==== Material provided ====

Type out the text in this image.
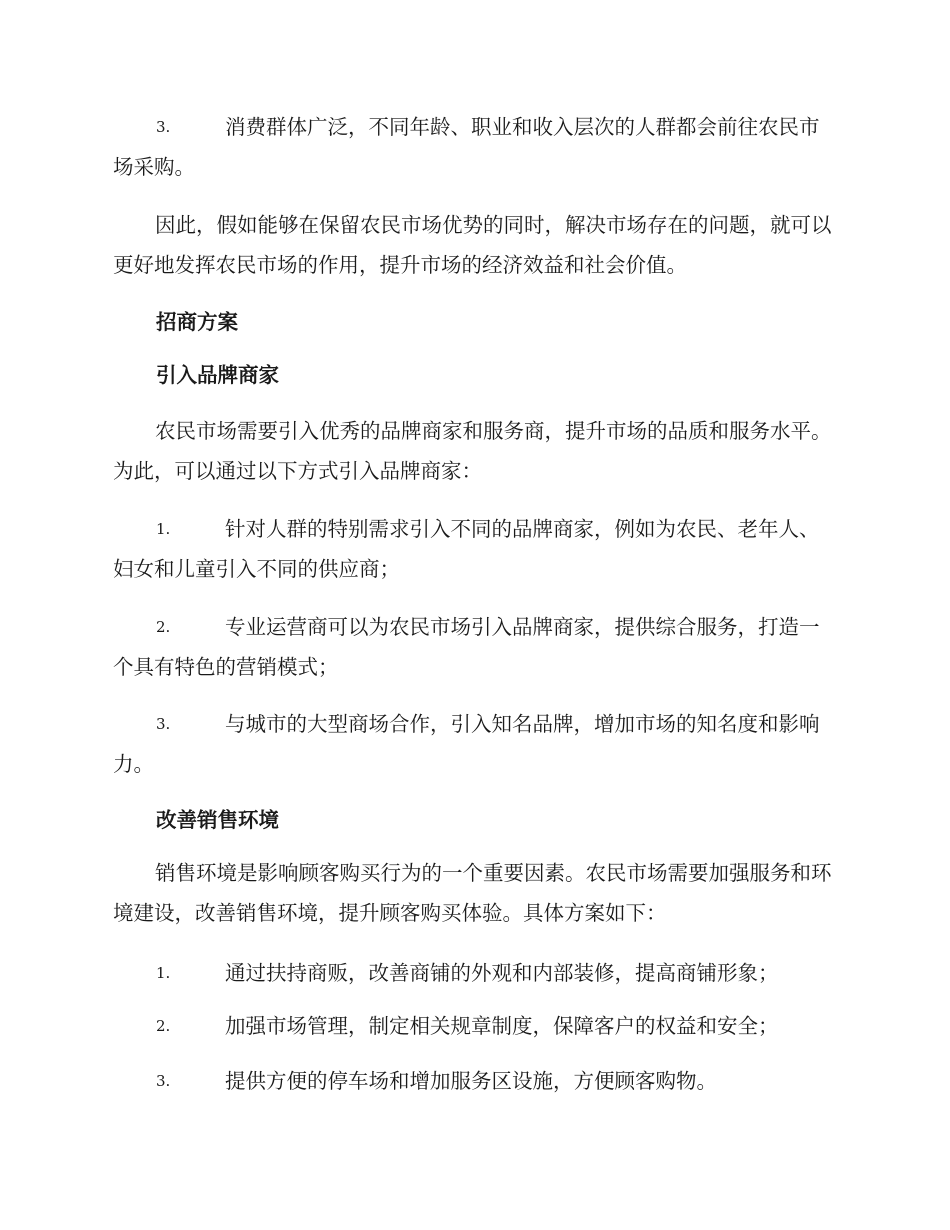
3.	消费群体广泛，不同年龄、职业和收入层次的人群都会前往农民市场采购。
因此，假如能够在保留农民市场优势的同时，解决市场存在的问题，就可以更好地发挥农民市场的作用，提升市场的经济效益和社会价值。
招商方案
引入品牌商家
农民市场需要引入优秀的品牌商家和服务商，提升市场的品质和服务水平。为此，可以通过以下方式引入品牌商家：
1.	针对人群的特别需求引入不同的品牌商家，例如为农民、老年人、妇女和儿童引入不同的供应商；
2.	专业运营商可以为农民市场引入品牌商家，提供综合服务，打造一个具有特色的营销模式；
3.	与城市的大型商场合作，引入知名品牌，增加市场的知名度和影响力。
改善销售环境
销售环境是影响顾客购买行为的一个重要因素。农民市场需要加强服务和环境建设，改善销售环境，提升顾客购买体验。具体方案如下：
1.	通过扶持商贩，改善商铺的外观和内部装修，提高商铺形象；
2.	加强市场管理，制定相关规章制度，保障客户的权益和安全；
3.	提供方便的停车场和增加服务区设施，方便顾客购物。
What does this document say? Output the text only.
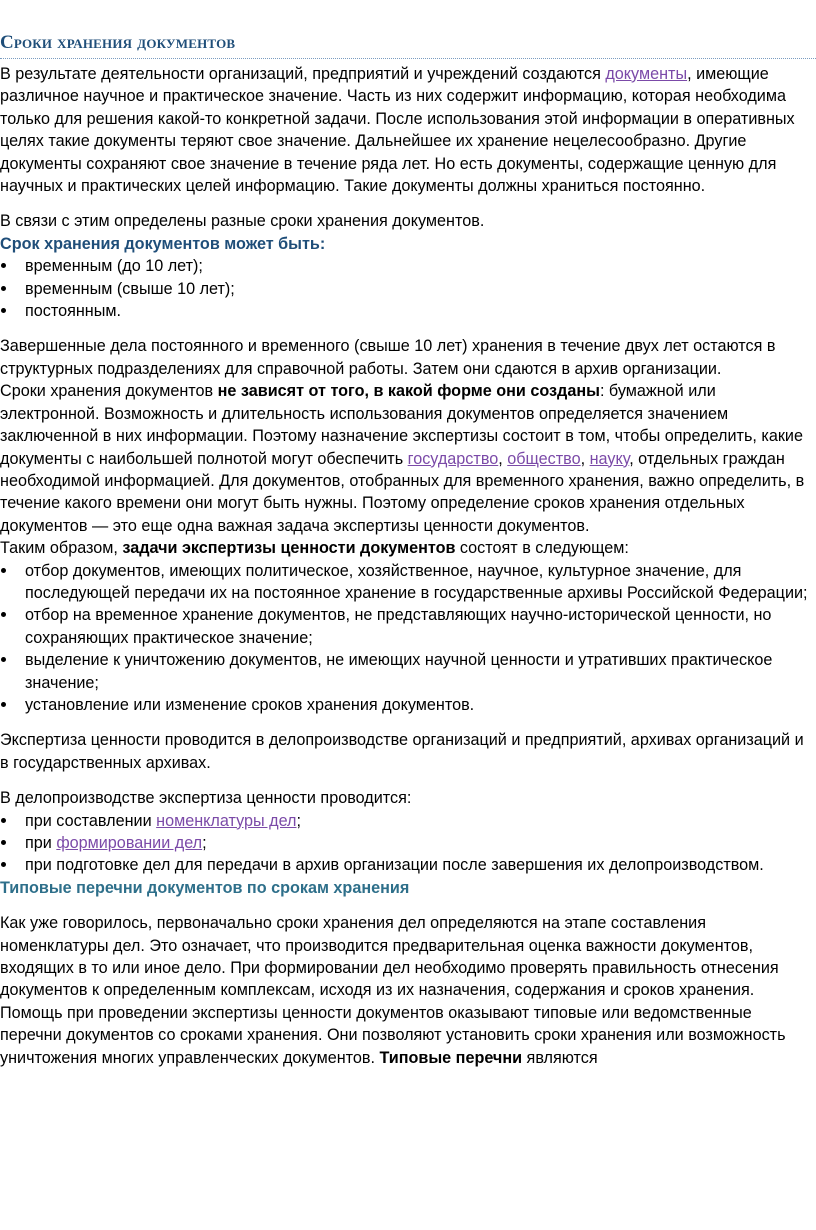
Сроки хранения документов

В результате деятельности организаций, предприятий и учреждений создаются документы, имеющие различное научное и практическое значение. Часть из них содержит информацию, которая необходима только для решения какой-то конкретной задачи. После использования этой информации в оперативных целях такие документы теряют свое значение. Дальнейшее их хранение нецелесообразно. Другие документы сохраняют свое значение в течение ряда лет. Но есть документы, содержащие ценную для научных и практических целей информацию. Такие документы должны храниться постоянно.

В связи с этим определены разные сроки хранения документов.

Срок хранения документов может быть:

временным (до 10 лет);
временным (свыше 10 лет);
постоянным.

Завершенные дела постоянного и временного (свыше 10 лет) хранения в течение двух лет остаются в структурных подразделениях для справочной работы. Затем они сдаются в архив организации.

Сроки хранения документов не зависят от того, в какой форме они созданы: бумажной или электронной. Возможность и длительность использования документов определяется значением заключенной в них информации. Поэтому назначение экспертизы состоит в том, чтобы определить, какие документы с наибольшей полнотой могут обеспечить государство, общество, науку, отдельных граждан необходимой информацией. Для документов, отобранных для временного хранения, важно определить, в течение какого времени они могут быть нужны. Поэтому определение сроков хранения отдельных документов — это еще одна важная задача экспертизы ценности документов.

Таким образом, задачи экспертизы ценности документов состоят в следующем:

отбор документов, имеющих политическое, хозяйственное, научное, культурное значение, для последующей передачи их на постоянное хранение в государственные архивы Российской Федерации;
отбор на временное хранение документов, не представляющих научно-исторической ценности, но сохраняющих практическое значение;
выделение к уничтожению документов, не имеющих научной ценности и утративших практическое значение;
установление или изменение сроков хранения документов.

Экспертиза ценности проводится в делопроизводстве организаций и предприятий, архивах организаций и в государственных архивах.

В делопроизводстве экспертиза ценности проводится:

при составлении номенклатуры дел;
при формировании дел;
при подготовке дел для передачи в архив организации после завершения их делопроизводством.

Типовые перечни документов по срокам хранения

Как уже говорилось, первоначально сроки хранения дел определяются на этапе составления номенклатуры дел. Это означает, что производится предварительная оценка важности документов, входящих в то или иное дело. При формировании дел необходимо проверять правильность отнесения документов к определенным комплексам, исходя из их назначения, содержания и сроков хранения.

Помощь при проведении экспертизы ценности документов оказывают типовые или ведомственные перечни документов со сроками хранения. Они позволяют установить сроки хранения или возможность уничтожения многих управленческих документов. Типовые перечни являются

====

§ Exercise aim
Copy the data word for word. Pictures do not go in the copy.

§ Finished task
Type out the text in this image.
3.	消费群体广泛，不同年龄、职业和收入层次的人群都会前往农民市场采购。
因此，假如能够在保留农民市场优势的同时，解决市场存在的问题，就可以更好地发挥农民市场的作用，提升市场的经济效益和社会价值。
招商方案
引入品牌商家
农民市场需要引入优秀的品牌商家和服务商，提升市场的品质和服务水平。为此，可以通过以下方式引入品牌商家：
1.	针对人群的特别需求引入不同的品牌商家，例如为农民、老年人、妇女和儿童引入不同的供应商；
2.	专业运营商可以为农民市场引入品牌商家，提供综合服务，打造一个具有特色的营销模式；
3.	与城市的大型商场合作，引入知名品牌，增加市场的知名度和影响力。
改善销售环境
销售环境是影响顾客购买行为的一个重要因素。农民市场需要加强服务和环境建设，改善销售环境，提升顾客购买体验。具体方案如下：
1.	通过扶持商贩，改善商铺的外观和内部装修，提高商铺形象；
2.	加强市场管理，制定相关规章制度，保障客户的权益和安全；
3.	提供方便的停车场和增加服务区设施，方便顾客购物。
What does this document say? Output the text only.
Сроки хранения документов

В результате деятельности организаций, предприятий и учреждений создаются документы, имеющие различное научное и практическое значение. Часть из них содержит информацию, которая необходима только для решения какой-то конкретной задачи. После использования этой информации в оперативных целях такие документы теряют свое значение. Дальнейшее их хранение нецелесообразно. Другие документы сохраняют свое значение в течение ряда лет. Но есть документы, содержащие ценную для научных и практических целей информацию. Такие документы должны храниться постоянно.

В связи с этим определены разные сроки хранения документов.

Срок хранения документов может быть:

временным (до 10 лет);
временным (свыше 10 лет);
постоянным.

Завершенные дела постоянного и временного (свыше 10 лет) хранения в течение двух лет остаются в структурных подразделениях для справочной работы. Затем они сдаются в архив организации.

Сроки хранения документов не зависят от того, в какой форме они созданы: бумажной или электронной. Возможность и длительность использования документов определяется значением заключенной в них информации. Поэтому назначение экспертизы состоит в том, чтобы определить, какие документы с наибольшей полнотой могут обеспечить государство, общество, науку, отдельных граждан необходимой информацией. Для документов, отобранных для временного хранения, важно определить, в течение какого времени они могут быть нужны. Поэтому определение сроков хранения отдельных документов — это еще одна важная задача экспертизы ценности документов.

Таким образом, задачи экспертизы ценности документов состоят в следующем:

отбор документов, имеющих политическое, хозяйственное, научное, культурное значение, для последующей передачи их на постоянное хранение в государственные архивы Российской Федерации;
отбор на временное хранение документов, не представляющих научно-исторической ценности, но сохраняющих практическое значение;
выделение к уничтожению документов, не имеющих научной ценности и утративших практическое значение;
установление или изменение сроков хранения документов.

Экспертиза ценности проводится в делопроизводстве организаций и предприятий, архивах организаций и в государственных архивах.

В делопроизводстве экспертиза ценности проводится:

при составлении номенклатуры дел;
при формировании дел;
при подготовке дел для передачи в архив организации после завершения их делопроизводством.

Типовые перечни документов по срокам хранения

Как уже говорилось, первоначально сроки хранения дел определяются на этапе составления номенклатуры дел. Это означает, что производится предварительная оценка важности документов, входящих в то или иное дело. При формировании дел необходимо проверять правильность отнесения документов к определенным комплексам, исходя из их назначения, содержания и сроков хранения.

Помощь при проведении экспертизы ценности документов оказывают типовые или ведомственные перечни документов со сроками хранения. Они позволяют установить сроки хранения или возможность уничтожения многих управленческих документов. Типовые перечни являются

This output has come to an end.